_Request A_:
Could you write out the records starting at the line that contains "- bar-importance-5: [1542, 229, 1633, 1288]" and ending at the line that contains "- bar-complexity-1: [593, 253, 684, 1288]", keeping both of those lines and reproducing each one exactly?

_Text extract_:
· · · · ·

The resort and its hinterland is a prime example of the problem.

A decade ago there were virtually no commercial planes used the area because of the closeness of Bentwaters and Woodbridge air bases.

Today dozens fly over every hour, day and night. Some residents have expressed concern about noise and how low the jetliners are flying – some say at night you can clearly see cabin and fuselage lights.

The situation for everyone is set to get worse with the government intent on increasing air traffic three-fold in the next 20 years.

Felixstowe is not the only Suffolk community affected by the problem.

With Stansted set to be expanded again, there are fears that flight paths will increase and south and east Suffolk will be used as a stacking area.

Families in the Sudbury area are already calling for action and have enlisted the help of South Suffolk MP Tim Yeo.

North Ipswich residents are worried about the prospect of hundreds of planes stacking over them.

A spokeswoman for the CAA said a number of communities had expressed concern about the growing amount of air traffic.

She said the authority would be prepared to answer the Evening Star's questions or to direct the newspaper to appropriate bodies if any of the issues were not those dealt with by the CAA.

n What do you think of the number of planes in our skies – and the noise and air pollution they cause? Write to Your Letters, Evening Star, 30 Lower Brook Street, Ipswich, IP4 1AN, or e-mail


1 What is the role of the Civil Aviation Authority?

2 How many commercial planes are crossing Suffolk daily on flights to or from UK airports and foreign destinations?

3 In particular, how many are using the flight corridor over Felixstowe?

4 What are the proportions of day-time and night-time flights? How many are cargo planes and how many passenger flights?

5 Why has there been no public consultation over the increasing number of flights, especially over the Felixstowe peninsula?

6 Who decides how many flights can take place over an area and what issues are examined concerning the wellbeing of the population living under a flight path?

7 Why was a corridor chosen over the Felixstowe peninsula – does the Bawdsey beacon have a role to play?

8 Will there be public consultation if there is an increase in flights in future?

9 Which UK airports are the planes flying to and from and which countries are they travelling to and from?

10 At what height are these aircraft flying?

11 If there is an increase in the number of planes – as is expected in the government's White Paper – will they be allowed to fly lower, and, if so, at what height?

12 Could the current flights not be made to fly higher to cut noise?

13 Are there restrictions concerning flight heights over populated areas?

14 How many more flights will there be in the future – what are the proposals for the expansion of use of these flight paths, especially bearing in mind the proposed extra runway at Stansted Airport?

· · · · ·

(Image element box records)

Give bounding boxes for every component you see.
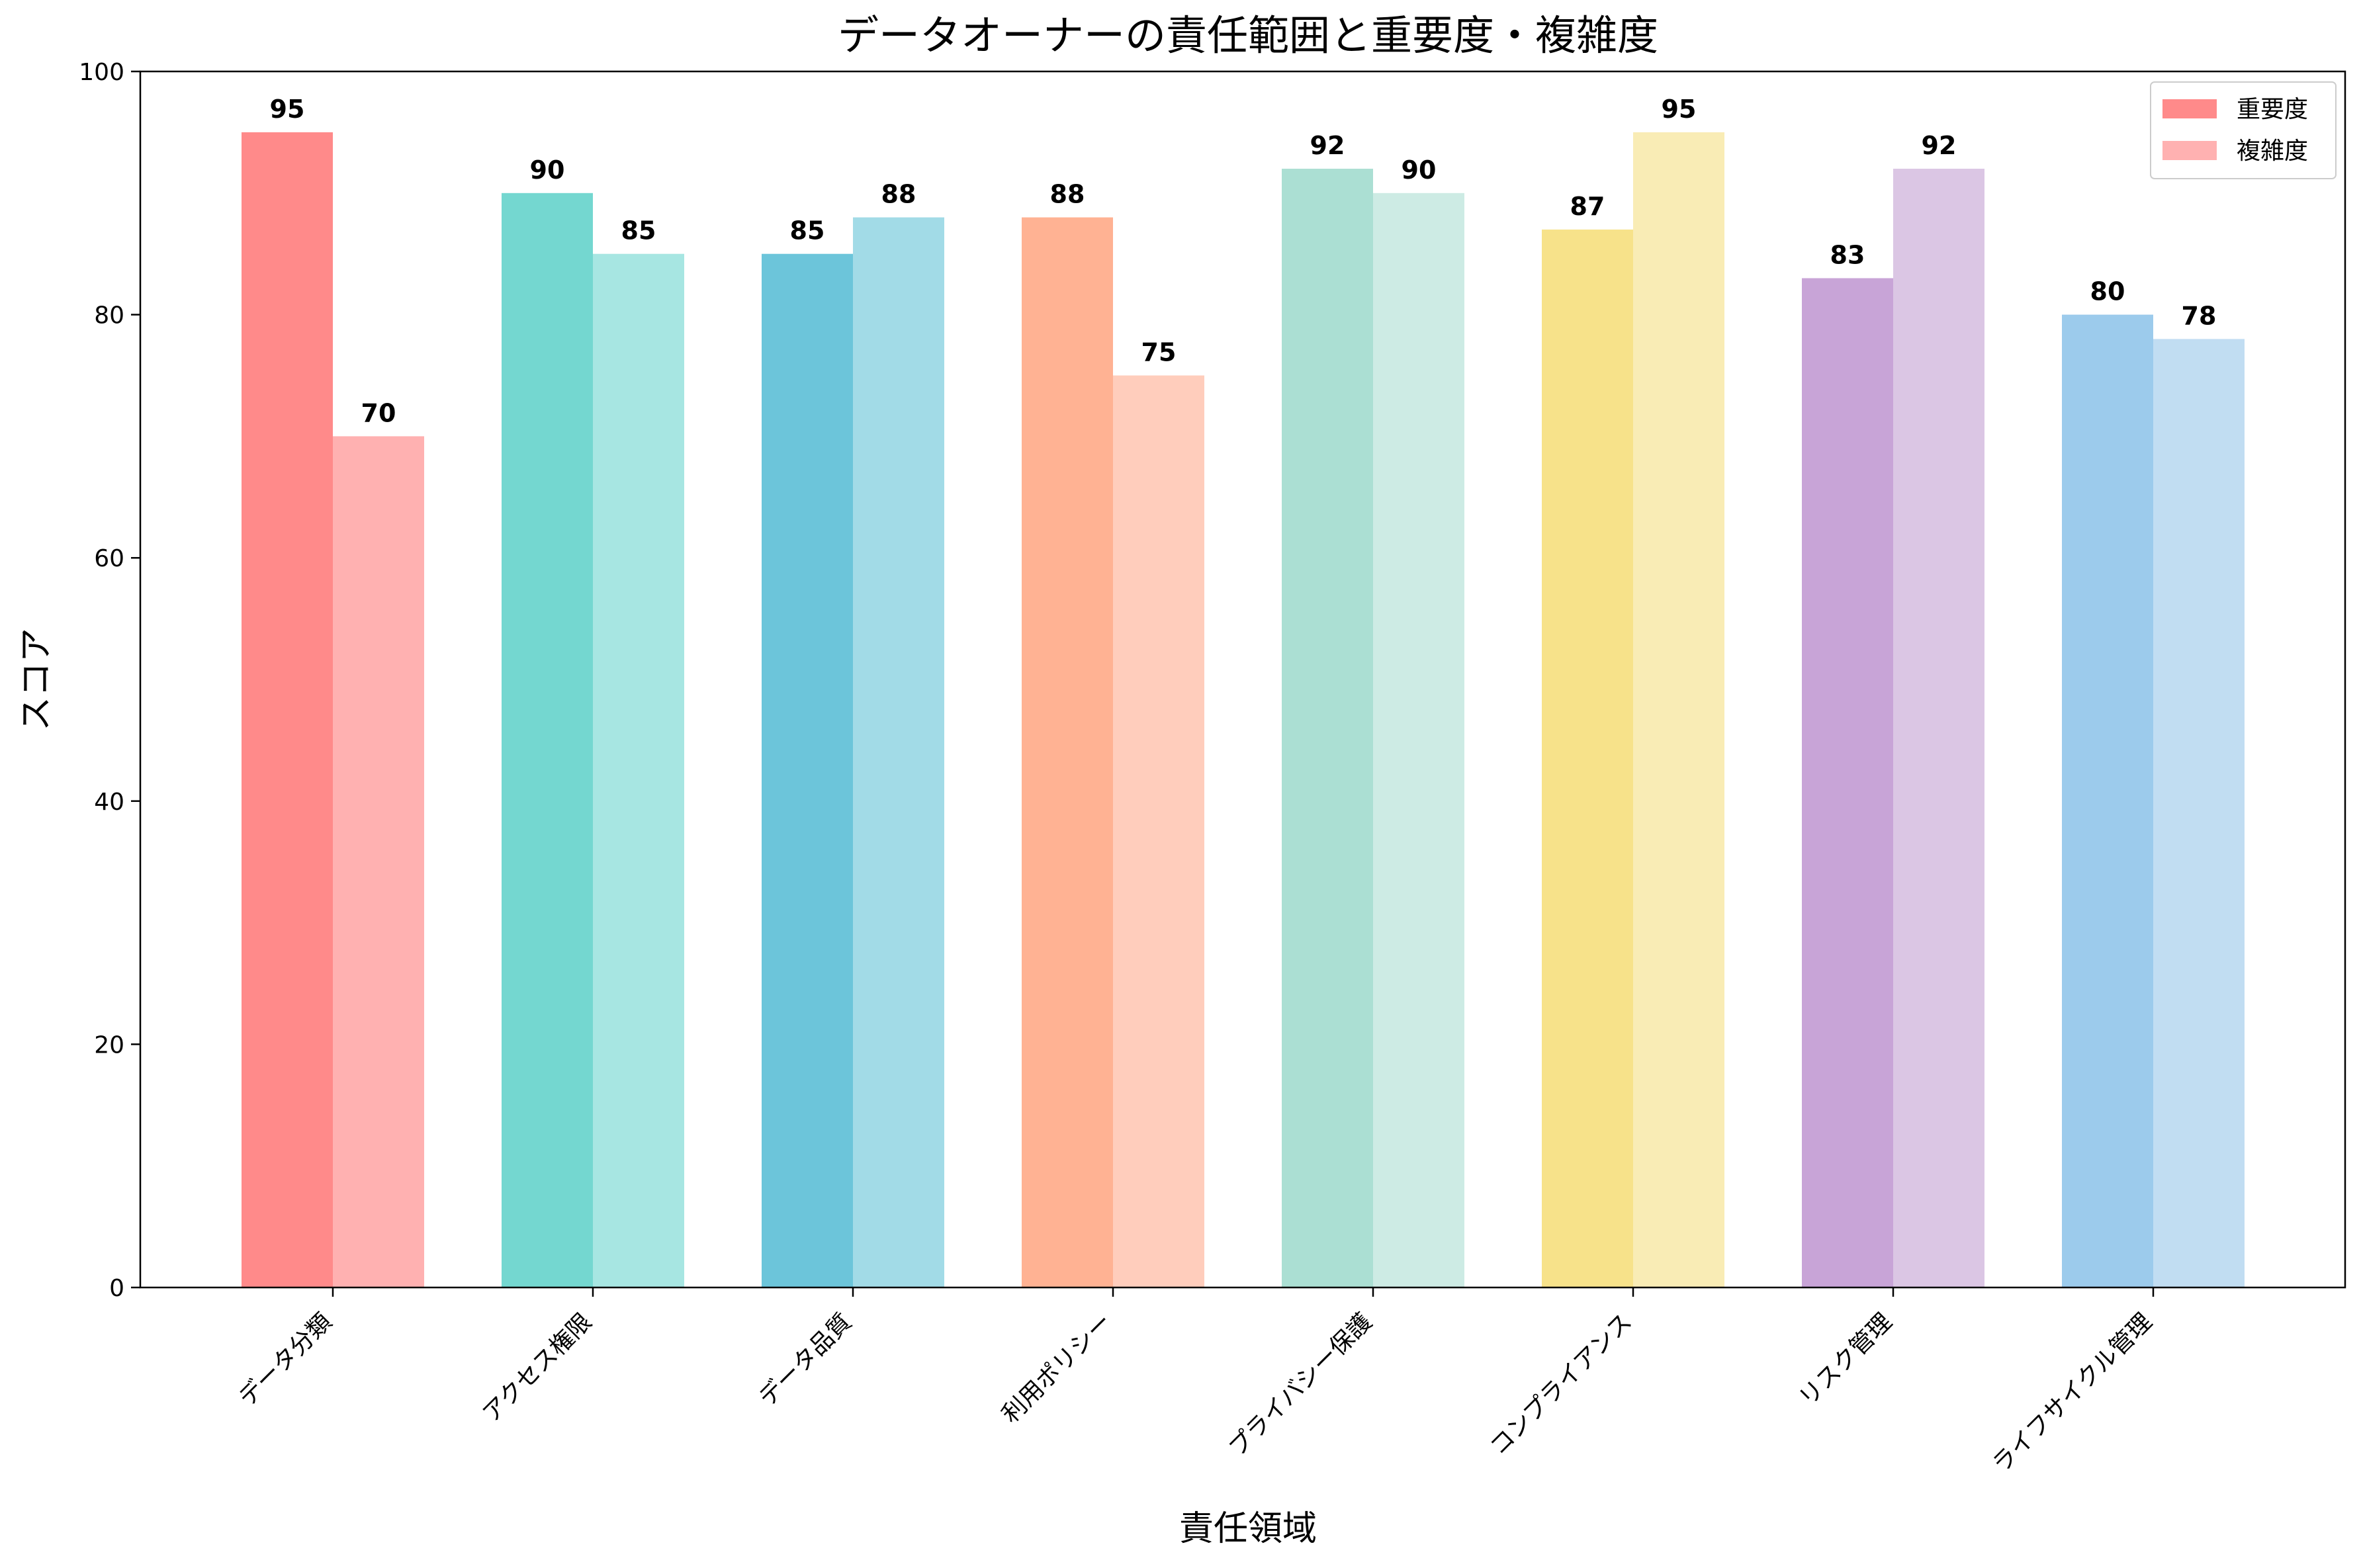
- bar-importance-5: [1542, 229, 1633, 1288]
- legend-label-complexity: 複雑度: [2237, 138, 2308, 165]
- x-tick-label-1: アクセス権限: [478, 1308, 597, 1427]
- value-label-complexity-1: 85: [621, 216, 656, 245]
- x-tick-label-3: 利用ポリシー: [997, 1308, 1118, 1428]
- plot-area-frame: [139, 70, 2346, 1289]
- bar-complexity-5: [1633, 132, 1724, 1287]
- bar-complexity-2: [853, 217, 944, 1287]
- x-tick-label-2: データ品質: [754, 1308, 857, 1411]
- legend-label-importance: 重要度: [2237, 96, 2308, 123]
- y-tick-label-4: 80: [94, 302, 124, 329]
- value-label-complexity-6: 92: [1922, 131, 1957, 160]
- bar-importance-3: [1022, 217, 1113, 1287]
- value-label-importance-1: 90: [530, 155, 565, 185]
- x-tick-label-4: プライバシー保護: [1224, 1308, 1377, 1461]
- bar-complexity-0: [333, 436, 424, 1287]
- value-label-importance-4: 92: [1310, 131, 1345, 160]
- x-tick-label-7: ライフサイクル管理: [1988, 1308, 2158, 1478]
- bar-complexity-4: [1373, 193, 1464, 1287]
- bar-complexity-6: [1893, 169, 1984, 1287]
- value-label-importance-7: 80: [2090, 277, 2125, 306]
- y-tick-label-2: 40: [94, 789, 124, 816]
- value-label-complexity-4: 90: [1402, 155, 1437, 185]
- legend: 重要度 複雑度: [2150, 81, 2337, 179]
- value-label-complexity-7: 78: [2182, 301, 2217, 330]
- bar-complexity-1: [593, 253, 684, 1288]
- y-tick-label-5: 100: [79, 59, 124, 86]
- bar-importance-6: [1802, 278, 1893, 1288]
- bars-layer: [242, 132, 2245, 1288]
- value-label-importance-6: 83: [1830, 240, 1865, 269]
- y-tick-label-1: 20: [94, 1031, 124, 1059]
- y-tick-label-0: 0: [109, 1275, 124, 1302]
- bar-importance-0: [242, 132, 333, 1287]
- legend-swatch-complexity: [2162, 141, 2217, 160]
- bar-complexity-7: [2153, 339, 2245, 1287]
- bar-importance-2: [762, 253, 853, 1288]
- value-label-importance-2: 85: [790, 216, 825, 245]
- x-tick-label-0: データ分類: [234, 1308, 337, 1411]
- x-tick-label-6: リスク管理: [1794, 1308, 1897, 1411]
- chart-title: データオーナーの責任範囲と重要度・複雑度: [838, 11, 1658, 60]
- value-label-complexity-3: 75: [1141, 338, 1177, 367]
- value-label-complexity-2: 88: [881, 180, 916, 209]
- value-label-complexity-0: 70: [361, 398, 396, 427]
- value-label-importance-5: 87: [1570, 192, 1605, 221]
- bar-importance-1: [502, 193, 593, 1287]
- x-axis-title: 責任領域: [1179, 1509, 1317, 1549]
- y-tick-label-3: 60: [94, 545, 124, 572]
- y-axis: 0 20 40 60 80 100: [79, 59, 140, 1302]
- value-label-importance-3: 88: [1050, 180, 1085, 209]
- bar-importance-7: [2062, 314, 2153, 1288]
- x-axis: データ分類 アクセス権限 データ品質 利用ポリシー プライバシー保護 コンプライアンス リス…: [234, 1287, 2157, 1478]
- y-axis-title: スコア: [17, 628, 56, 731]
- value-label-complexity-5: 95: [1662, 95, 1697, 124]
- value-label-importance-0: 95: [270, 95, 305, 124]
- bar-importance-4: [1282, 169, 1373, 1287]
- bar-complexity-3: [1113, 375, 1204, 1287]
- legend-swatch-importance: [2162, 99, 2217, 118]
- value-labels-layer: 95 70 90 85 85 88 88 75 92 90 87 95 83 92 80 78: [270, 95, 2217, 428]
- x-tick-label-5: コンプライアンス: [1485, 1308, 1637, 1460]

· · · · ·

_Request B_:
Can you condense the paragraph of the article on air traffic over Suffolk that begins "Today dozens fly over" into a short bulleted list that keeps its main facts?

_Worked answer A_:
- bar-importance-5: [1542, 229, 1633, 1288]
- legend-label-complexity: 複雑度: [2237, 138, 2308, 165]
- x-tick-label-1: アクセス権限: [478, 1308, 597, 1427]
- value-label-complexity-1: 85: [621, 216, 656, 245]
- x-tick-label-3: 利用ポリシー: [997, 1308, 1118, 1428]
- plot-area-frame: [139, 70, 2346, 1289]
- bar-complexity-5: [1633, 132, 1724, 1287]
- bar-complexity-2: [853, 217, 944, 1287]
- x-tick-label-2: データ品質: [754, 1308, 857, 1411]
- legend-label-importance: 重要度: [2237, 96, 2308, 123]
- y-tick-label-4: 80: [94, 302, 124, 329]
- value-label-complexity-6: 92: [1922, 131, 1957, 160]
- bar-importance-3: [1022, 217, 1113, 1287]
- value-label-importance-1: 90: [530, 155, 565, 185]
- x-tick-label-4: プライバシー保護: [1224, 1308, 1377, 1461]
- bar-complexity-0: [333, 436, 424, 1287]
- value-label-importance-4: 92: [1310, 131, 1345, 160]
- x-tick-label-7: ライフサイクル管理: [1988, 1308, 2158, 1478]
- bar-complexity-4: [1373, 193, 1464, 1287]
- bar-complexity-6: [1893, 169, 1984, 1287]
- value-label-importance-7: 80: [2090, 277, 2125, 306]
- y-tick-label-2: 40: [94, 789, 124, 816]
- value-label-complexity-4: 90: [1402, 155, 1437, 185]
- legend: 重要度 複雑度: [2150, 81, 2337, 179]
- value-label-complexity-7: 78: [2182, 301, 2217, 330]
- bar-complexity-1: [593, 253, 684, 1288]

_Worked answer B_:
- Dozens of planes now fly over every hour, day and night.
- Some residents are concerned about the noise and how low the jetliners are flying.
- Some say cabin and fuselage lights can be clearly seen at night.